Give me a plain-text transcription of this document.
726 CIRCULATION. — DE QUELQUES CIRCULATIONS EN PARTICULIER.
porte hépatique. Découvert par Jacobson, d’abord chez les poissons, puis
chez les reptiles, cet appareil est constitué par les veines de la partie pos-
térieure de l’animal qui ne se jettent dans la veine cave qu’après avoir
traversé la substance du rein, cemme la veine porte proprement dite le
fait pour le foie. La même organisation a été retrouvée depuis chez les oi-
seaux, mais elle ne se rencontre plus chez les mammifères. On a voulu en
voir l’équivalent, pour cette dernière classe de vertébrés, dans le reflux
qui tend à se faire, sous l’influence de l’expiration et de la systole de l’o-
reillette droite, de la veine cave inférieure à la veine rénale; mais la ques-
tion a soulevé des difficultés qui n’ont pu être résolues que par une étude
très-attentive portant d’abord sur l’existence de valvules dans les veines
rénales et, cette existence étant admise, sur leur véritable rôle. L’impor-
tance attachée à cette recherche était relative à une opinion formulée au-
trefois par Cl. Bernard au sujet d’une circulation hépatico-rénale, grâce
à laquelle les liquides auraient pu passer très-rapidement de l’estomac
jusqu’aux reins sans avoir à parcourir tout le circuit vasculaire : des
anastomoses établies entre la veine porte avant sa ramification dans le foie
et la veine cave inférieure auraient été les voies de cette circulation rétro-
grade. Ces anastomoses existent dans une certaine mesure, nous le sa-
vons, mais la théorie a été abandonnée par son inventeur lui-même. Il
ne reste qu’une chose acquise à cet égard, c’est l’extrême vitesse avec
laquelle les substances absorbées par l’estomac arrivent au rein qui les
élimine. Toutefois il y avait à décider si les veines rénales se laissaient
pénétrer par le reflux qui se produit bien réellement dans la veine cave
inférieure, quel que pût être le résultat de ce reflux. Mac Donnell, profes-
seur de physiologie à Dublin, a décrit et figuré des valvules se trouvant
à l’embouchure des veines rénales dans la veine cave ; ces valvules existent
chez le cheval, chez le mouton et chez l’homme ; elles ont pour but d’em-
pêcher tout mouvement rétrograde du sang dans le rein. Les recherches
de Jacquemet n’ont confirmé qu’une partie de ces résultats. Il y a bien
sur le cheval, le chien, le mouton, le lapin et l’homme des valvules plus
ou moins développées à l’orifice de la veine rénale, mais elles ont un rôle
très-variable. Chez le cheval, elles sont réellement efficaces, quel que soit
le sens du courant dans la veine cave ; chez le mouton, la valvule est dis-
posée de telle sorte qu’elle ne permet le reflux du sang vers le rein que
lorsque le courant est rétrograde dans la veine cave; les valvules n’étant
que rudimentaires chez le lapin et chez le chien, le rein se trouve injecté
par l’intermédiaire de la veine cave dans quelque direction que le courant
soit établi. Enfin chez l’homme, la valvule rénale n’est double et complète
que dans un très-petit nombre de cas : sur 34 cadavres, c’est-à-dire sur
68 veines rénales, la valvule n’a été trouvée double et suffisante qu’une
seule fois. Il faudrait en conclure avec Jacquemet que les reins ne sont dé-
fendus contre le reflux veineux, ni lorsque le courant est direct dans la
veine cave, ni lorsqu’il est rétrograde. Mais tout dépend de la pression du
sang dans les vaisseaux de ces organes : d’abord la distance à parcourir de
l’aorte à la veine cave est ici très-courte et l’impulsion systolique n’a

━━━━

## WORK REQUIRED
Could you transcribe the records in full, exactly?

## CORRECT RESULT
Give me a plain-text transcription of this document.
726 CIRCULATION. — DE QUELQUES CIRCULATIONS EN PARTICULIER.
porte hépatique. Découvert par Jacobson, d’abord chez les poissons, puis
chez les reptiles, cet appareil est constitué par les veines de la partie pos-
térieure de l’animal qui ne se jettent dans la veine cave qu’après avoir
traversé la substance du rein, cemme la veine porte proprement dite le
fait pour le foie. La même organisation a été retrouvée depuis chez les oi-
seaux, mais elle ne se rencontre plus chez les mammifères. On a voulu en
voir l’équivalent, pour cette dernière classe de vertébrés, dans le reflux
qui tend à se faire, sous l’influence de l’expiration et de la systole de l’o-
reillette droite, de la veine cave inférieure à la veine rénale; mais la ques-
tion a soulevé des difficultés qui n’ont pu être résolues que par une étude
très-attentive portant d’abord sur l’existence de valvules dans les veines
rénales et, cette existence étant admise, sur leur véritable rôle. L’impor-
tance attachée à cette recherche était relative à une opinion formulée au-
trefois par Cl. Bernard au sujet d’une circulation hépatico-rénale, grâce
à laquelle les liquides auraient pu passer très-rapidement de l’estomac
jusqu’aux reins sans avoir à parcourir tout le circuit vasculaire : des
anastomoses établies entre la veine porte avant sa ramification dans le foie
et la veine cave inférieure auraient été les voies de cette circulation rétro-
grade. Ces anastomoses existent dans une certaine mesure, nous le sa-
vons, mais la théorie a été abandonnée par son inventeur lui-même. Il
ne reste qu’une chose acquise à cet égard, c’est l’extrême vitesse avec
laquelle les substances absorbées par l’estomac arrivent au rein qui les
élimine. Toutefois il y avait à décider si les veines rénales se laissaient
pénétrer par le reflux qui se produit bien réellement dans la veine cave
inférieure, quel que pût être le résultat de ce reflux. Mac Donnell, profes-
seur de physiologie à Dublin, a décrit et figuré des valvules se trouvant
à l’embouchure des veines rénales dans la veine cave ; ces valvules existent
chez le cheval, chez le mouton et chez l’homme ; elles ont pour but d’em-
pêcher tout mouvement rétrograde du sang dans le rein. Les recherches
de Jacquemet n’ont confirmé qu’une partie de ces résultats. Il y a bien
sur le cheval, le chien, le mouton, le lapin et l’homme des valvules plus
ou moins développées à l’orifice de la veine rénale, mais elles ont un rôle
très-variable. Chez le cheval, elles sont réellement efficaces, quel que soit
le sens du courant dans la veine cave ; chez le mouton, la valvule est dis-
posée de telle sorte qu’elle ne permet le reflux du sang vers le rein que
lorsque le courant est rétrograde dans la veine cave; les valvules n’étant
que rudimentaires chez le lapin et chez le chien, le rein se trouve injecté
par l’intermédiaire de la veine cave dans quelque direction que le courant
soit établi. Enfin chez l’homme, la valvule rénale n’est double et complète
que dans un très-petit nombre de cas : sur 34 cadavres, c’est-à-dire sur
68 veines rénales, la valvule n’a été trouvée double et suffisante qu’une
seule fois. Il faudrait en conclure avec Jacquemet que les reins ne sont dé-
fendus contre le reflux veineux, ni lorsque le courant est direct dans la
veine cave, ni lorsqu’il est rétrograde. Mais tout dépend de la pression du
sang dans les vaisseaux de ces organes : d’abord la distance à parcourir de
l’aorte à la veine cave est ici très-courte et l’impulsion systolique n’a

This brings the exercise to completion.